| YOUR INSTRUCTIONS |
Extract each line from the entries below that has the string "factory" in it.

BEGIN SOURCE RECORDS

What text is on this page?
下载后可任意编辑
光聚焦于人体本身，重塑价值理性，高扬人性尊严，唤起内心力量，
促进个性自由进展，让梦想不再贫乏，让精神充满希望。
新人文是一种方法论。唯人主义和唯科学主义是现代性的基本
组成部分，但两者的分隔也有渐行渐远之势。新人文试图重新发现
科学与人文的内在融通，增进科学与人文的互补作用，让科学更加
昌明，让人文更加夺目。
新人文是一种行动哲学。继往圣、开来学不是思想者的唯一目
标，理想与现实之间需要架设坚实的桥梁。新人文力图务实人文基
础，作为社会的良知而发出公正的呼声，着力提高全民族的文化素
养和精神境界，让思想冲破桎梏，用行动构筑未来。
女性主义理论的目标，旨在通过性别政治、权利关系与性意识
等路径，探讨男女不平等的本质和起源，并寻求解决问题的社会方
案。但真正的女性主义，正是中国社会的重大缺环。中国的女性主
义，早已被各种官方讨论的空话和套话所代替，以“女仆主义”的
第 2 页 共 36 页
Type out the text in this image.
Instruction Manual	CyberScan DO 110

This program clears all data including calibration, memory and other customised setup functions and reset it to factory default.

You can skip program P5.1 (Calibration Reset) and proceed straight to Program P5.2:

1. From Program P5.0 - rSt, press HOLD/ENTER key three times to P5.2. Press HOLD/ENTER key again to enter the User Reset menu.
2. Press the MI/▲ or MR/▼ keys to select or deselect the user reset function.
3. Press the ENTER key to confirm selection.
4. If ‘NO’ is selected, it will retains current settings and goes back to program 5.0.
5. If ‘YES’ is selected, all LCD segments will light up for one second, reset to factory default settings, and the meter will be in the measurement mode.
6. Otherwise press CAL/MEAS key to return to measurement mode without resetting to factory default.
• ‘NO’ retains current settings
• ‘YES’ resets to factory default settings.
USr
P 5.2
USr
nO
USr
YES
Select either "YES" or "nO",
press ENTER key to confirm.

END SOURCE RECORDS

| EXPECTED ANSWER |
This program clears all data including calibration, memory and other customised setup functions and reset it to factory default.
5. If ‘YES’ is selected, all LCD segments will light up for one second, reset to factory default settings, and the meter will be in the measurement mode.
6. Otherwise press CAL/MEAS key to return to measurement mode without resetting to factory default.
• ‘YES’ resets to factory default settings.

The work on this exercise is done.